(Figure dataset records)
================================

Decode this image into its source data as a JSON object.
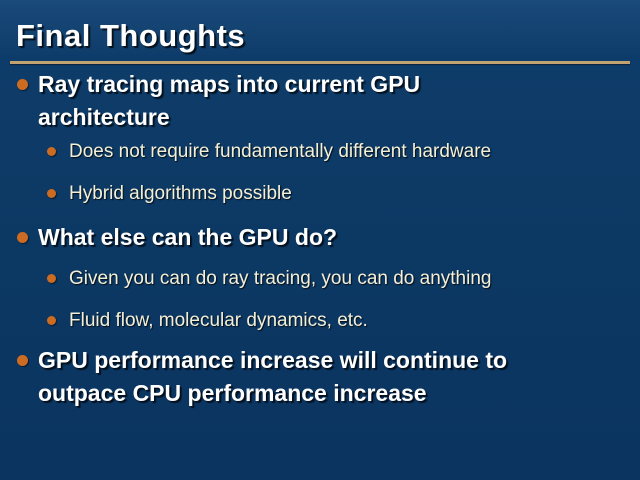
{
  "slide": {
    "title": "Final Thoughts",
    "items": [
      {
        "level": "1",
        "text": "Ray tracing maps into current GPU\narchitecture"
      },
      {
        "level": "2",
        "text": "Does not require fundamentally different hardware"
      },
      {
        "level": "2",
        "text": "Hybrid algorithms possible"
      },
      {
        "level": "1",
        "text": "What else can the GPU do?"
      },
      {
        "level": "2",
        "text": "Given you can do ray tracing, you can do anything"
      },
      {
        "level": "2",
        "text": "Fluid flow, molecular dynamics, etc."
      },
      {
        "level": "1",
        "text": "GPU performance increase will continue to\noutpace CPU performance increase"
      }
    ],
    "colors": {
      "background": "#0d3a66",
      "background_top": "#1a4a7a",
      "title_text": "#ffffff",
      "title_underline": "#c1a271",
      "bullet": "#cc6b22",
      "level1_text": "#ffffff",
      "level2_text": "#f3f0d7"
    }
  }
}
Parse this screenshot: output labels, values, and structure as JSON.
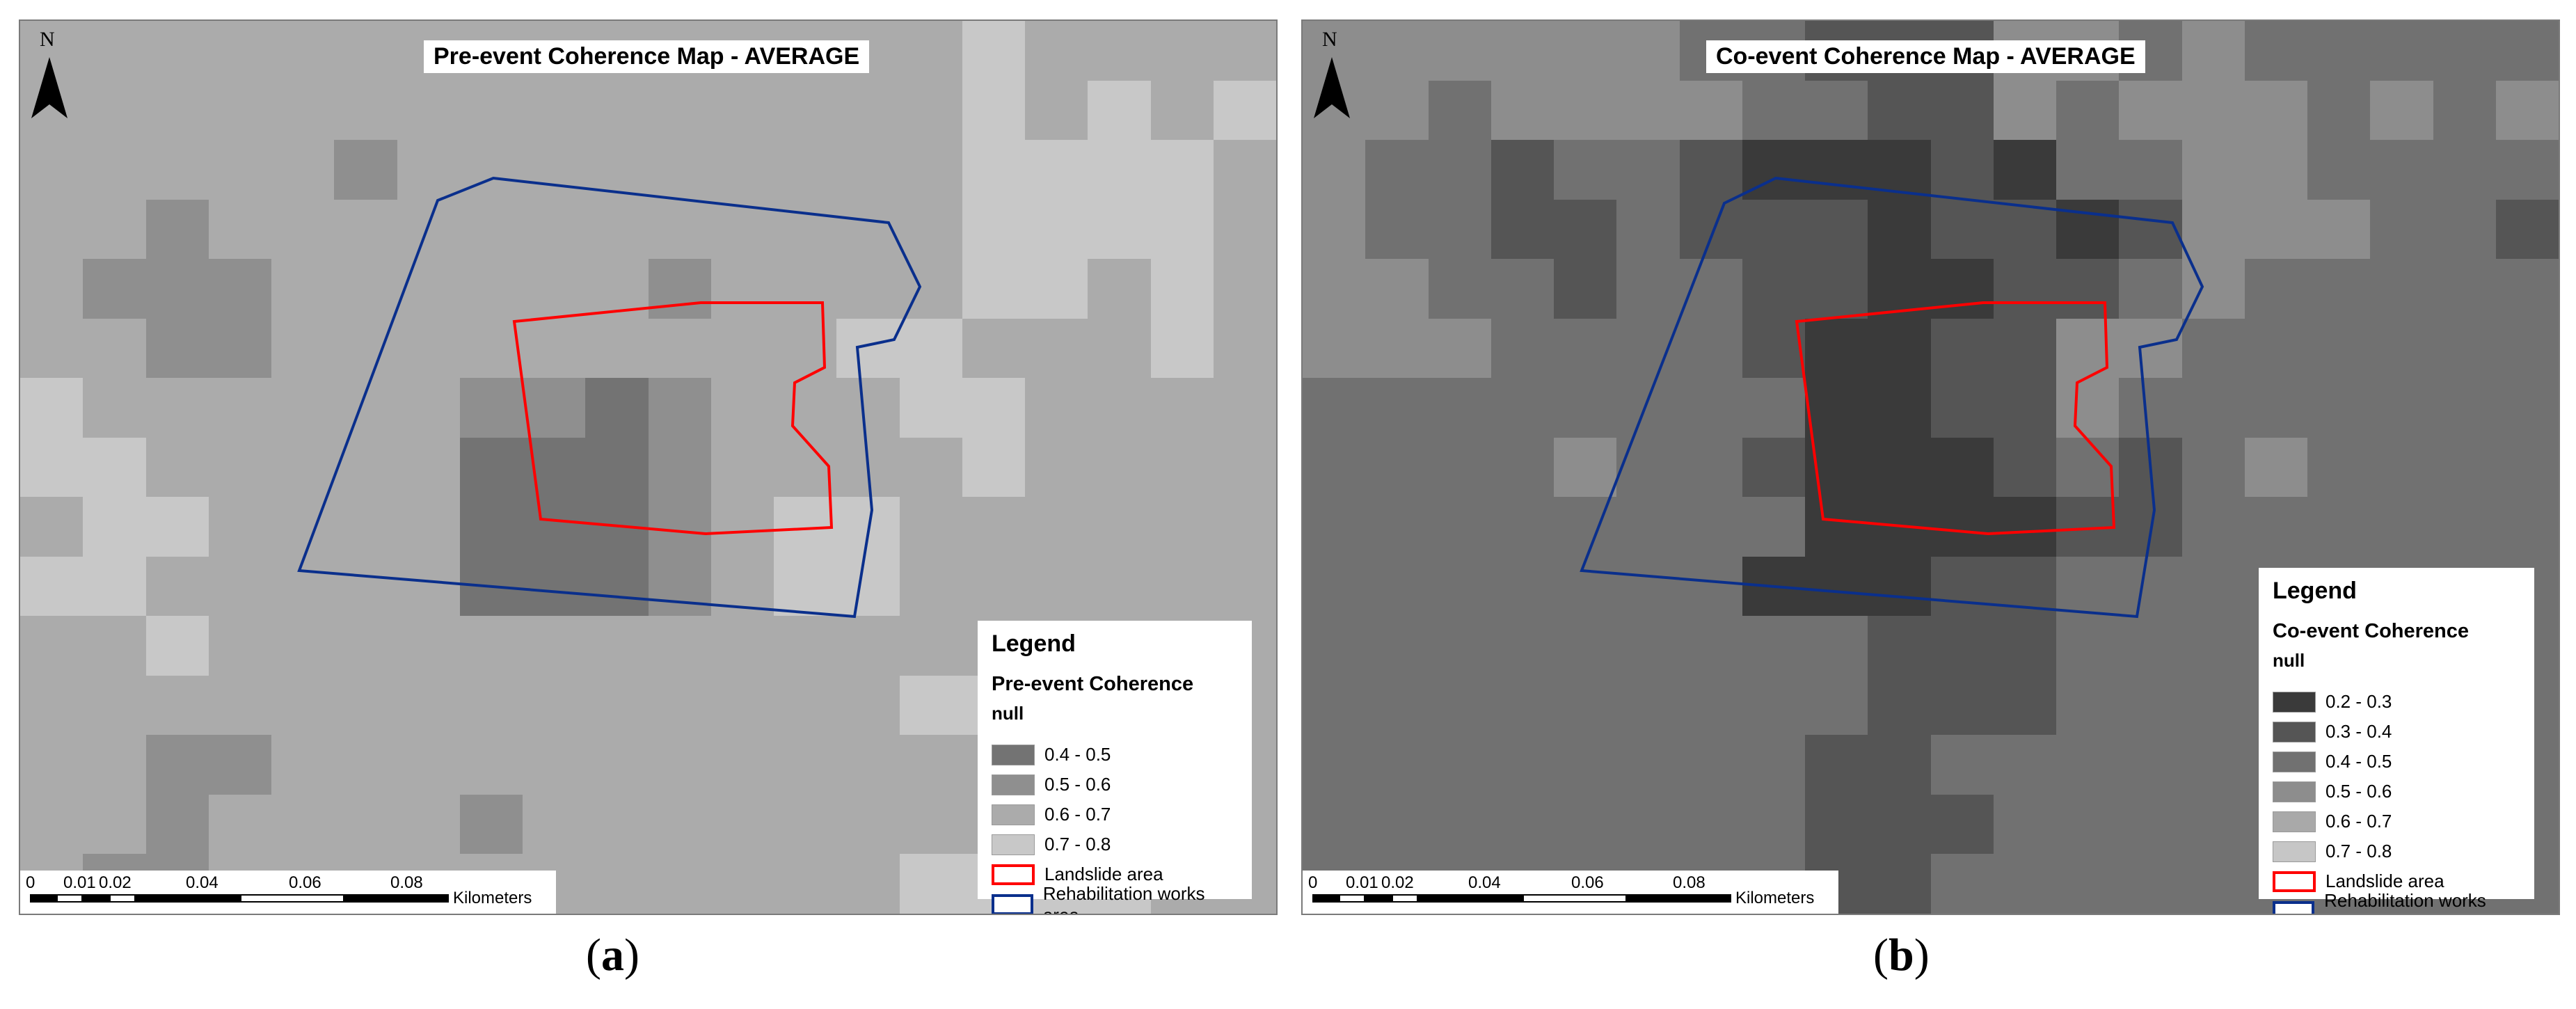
{
  "colors": {
    "pre_0_4_0_5": "#737373",
    "pre_0_5_0_6": "#8f8f8f",
    "pre_0_6_0_7": "#ababab",
    "pre_0_7_0_8": "#c8c8c8",
    "co_0_2_0_3": "#3a3a3a",
    "co_0_3_0_4": "#555555",
    "co_0_4_0_5": "#717171",
    "co_0_5_0_6": "#8d8d8d",
    "co_0_6_0_7": "#a9a9a9",
    "co_0_7_0_8": "#c6c6c6",
    "landslide_outline": "#ff0000",
    "rehabilitation_outline": "#0a2f8c"
  },
  "north_arrow": {
    "letter": "N",
    "icon": "north-arrow-icon"
  },
  "panels": [
    {
      "id": "a",
      "title": "Pre-event Coherence Map - AVERAGE",
      "caption_open": "(",
      "caption_letter": "a",
      "caption_close": ")",
      "legend": {
        "heading": "Legend",
        "subtitle": "Pre-event Coherence",
        "null_label": "null",
        "classes": [
          {
            "label": "0.4 - 0.5",
            "color": "#737373"
          },
          {
            "label": "0.5 - 0.6",
            "color": "#8f8f8f"
          },
          {
            "label": "0.6 - 0.7",
            "color": "#ababab"
          },
          {
            "label": "0.7 - 0.8",
            "color": "#c8c8c8"
          }
        ],
        "landslide_label": "Landslide area",
        "rehab_label": "Rehabilitation works area"
      },
      "scale": {
        "ticks": [
          "0",
          "0.01",
          "0.02",
          "0.04",
          "0.06",
          "0.08"
        ],
        "unit": "Kilometers"
      }
    },
    {
      "id": "b",
      "title": "Co-event Coherence Map - AVERAGE",
      "caption_open": "(",
      "caption_letter": "b",
      "caption_close": ")",
      "legend": {
        "heading": "Legend",
        "subtitle": "Co-event Coherence",
        "null_label": "null",
        "classes": [
          {
            "label": "0.2 - 0.3",
            "color": "#3a3a3a"
          },
          {
            "label": "0.3 - 0.4",
            "color": "#555555"
          },
          {
            "label": "0.4 - 0.5",
            "color": "#717171"
          },
          {
            "label": "0.5 - 0.6",
            "color": "#8d8d8d"
          },
          {
            "label": "0.6 - 0.7",
            "color": "#a9a9a9"
          },
          {
            "label": "0.7 - 0.8",
            "color": "#c6c6c6"
          }
        ],
        "landslide_label": "Landslide area",
        "rehab_label": "Rehabilitation works area"
      },
      "scale": {
        "ticks": [
          "0",
          "0.01",
          "0.02",
          "0.04",
          "0.06",
          "0.08"
        ],
        "unit": "Kilometers"
      }
    }
  ],
  "coherence_grids": {
    "pre": [
      "22222222222222232222",
      "22222222222222232323",
      "22222122222222233332",
      "22122222222222233332",
      "21112222221222233232",
      "22112222222223322232",
      "32222221101222332222",
      "33222220001222232222",
      "23322220001233222222",
      "33222220001233222222",
      "22322222222222222222",
      "22222222222222333322",
      "22112222222222223322",
      "22122221222222223322",
      "21122222222222333322"
    ],
    "co": [
      "33333322111332322222",
      "33233332211323332323",
      "32212210001022332222",
      "32211211101101333221",
      "33221221100112322222",
      "33322221001133222222",
      "22222222001132222222",
      "22223221000121232222",
      "22222222000011222222",
      "22222220001122222222",
      "22222222211122222222",
      "22222222211122222222",
      "22222222112222222222",
      "22222222111222222222",
      "22222222112222222222"
    ]
  }
}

================================

=== PROBLEM REQUIREMENTS ===
Return all of the data exactly as written, and drop the pictures.

=== TASK RESPONSE ===
Decode this image into its source data as a JSON object.
{
  "slide": {
    "title": "Final Thoughts",
    "items": [
      {
        "level": "1",
        "text": "Ray tracing maps into current GPU\narchitecture"
      },
      {
        "level": "2",
        "text": "Does not require fundamentally different hardware"
      },
      {
        "level": "2",
        "text": "Hybrid algorithms possible"
      },
      {
        "level": "1",
        "text": "What else can the GPU do?"
      },
      {
        "level": "2",
        "text": "Given you can do ray tracing, you can do anything"
      },
      {
        "level": "2",
        "text": "Fluid flow, molecular dynamics, etc."
      },
      {
        "level": "1",
        "text": "GPU performance increase will continue to\noutpace CPU performance increase"
      }
    ],
    "colors": {
      "background": "#0d3a66",
      "background_top": "#1a4a7a",
      "title_text": "#ffffff",
      "title_underline": "#c1a271",
      "bullet": "#cc6b22",
      "level1_text": "#ffffff",
      "level2_text": "#f3f0d7"
    }
  }
}
Parse this screenshot: output labels, values, and structure as JSON.
{
  "colors": {
    "pre_0_4_0_5": "#737373",
    "pre_0_5_0_6": "#8f8f8f",
    "pre_0_6_0_7": "#ababab",
    "pre_0_7_0_8": "#c8c8c8",
    "co_0_2_0_3": "#3a3a3a",
    "co_0_3_0_4": "#555555",
    "co_0_4_0_5": "#717171",
    "co_0_5_0_6": "#8d8d8d",
    "co_0_6_0_7": "#a9a9a9",
    "co_0_7_0_8": "#c6c6c6",
    "landslide_outline": "#ff0000",
    "rehabilitation_outline": "#0a2f8c"
  },
  "north_arrow": {
    "letter": "N",
    "icon": "north-arrow-icon"
  },
  "panels": [
    {
      "id": "a",
      "title": "Pre-event Coherence Map - AVERAGE",
      "caption_open": "(",
      "caption_letter": "a",
      "caption_close": ")",
      "legend": {
        "heading": "Legend",
        "subtitle": "Pre-event Coherence",
        "null_label": "null",
        "classes": [
          {
            "label": "0.4 - 0.5",
            "color": "#737373"
          },
          {
            "label": "0.5 - 0.6",
            "color": "#8f8f8f"
          },
          {
            "label": "0.6 - 0.7",
            "color": "#ababab"
          },
          {
            "label": "0.7 - 0.8",
            "color": "#c8c8c8"
          }
        ],
        "landslide_label": "Landslide area",
        "rehab_label": "Rehabilitation works area"
      },
      "scale": {
        "ticks": [
          "0",
          "0.01",
          "0.02",
          "0.04",
          "0.06",
          "0.08"
        ],
        "unit": "Kilometers"
      }
    },
    {
      "id": "b",
      "title": "Co-event Coherence Map - AVERAGE",
      "caption_open": "(",
      "caption_letter": "b",
      "caption_close": ")",
      "legend": {
        "heading": "Legend",
        "subtitle": "Co-event Coherence",
        "null_label": "null",
        "classes": [
          {
            "label": "0.2 - 0.3",
            "color": "#3a3a3a"
          },
          {
            "label": "0.3 - 0.4",
            "color": "#555555"
          },
          {
            "label": "0.4 - 0.5",
            "color": "#717171"
          },
          {
            "label": "0.5 - 0.6",
            "color": "#8d8d8d"
          },
          {
            "label": "0.6 - 0.7",
            "color": "#a9a9a9"
          },
          {
            "label": "0.7 - 0.8",
            "color": "#c6c6c6"
          }
        ],
        "landslide_label": "Landslide area",
        "rehab_label": "Rehabilitation works area"
      },
      "scale": {
        "ticks": [
          "0",
          "0.01",
          "0.02",
          "0.04",
          "0.06",
          "0.08"
        ],
        "unit": "Kilometers"
      }
    }
  ],
  "coherence_grids": {
    "pre": [
      "22222222222222232222",
      "22222222222222232323",
      "22222122222222233332",
      "22122222222222233332",
      "21112222221222233232",
      "22112222222223322232",
      "32222221101222332222",
      "33222220001222232222",
      "23322220001233222222",
      "33222220001233222222",
      "22322222222222222222",
      "22222222222222333322",
      "22112222222222223322",
      "22122221222222223322",
      "21122222222222333322"
    ],
    "co": [
      "33333322111332322222",
      "33233332211323332323",
      "32212210001022332222",
      "32211211101101333221",
      "33221221100112322222",
      "33322221001133222222",
      "22222222001132222222",
      "22223221000121232222",
      "22222222000011222222",
      "22222220001122222222",
      "22222222211122222222",
      "22222222211122222222",
      "22222222112222222222",
      "22222222111222222222",
      "22222222112222222222"
    ]
  }
}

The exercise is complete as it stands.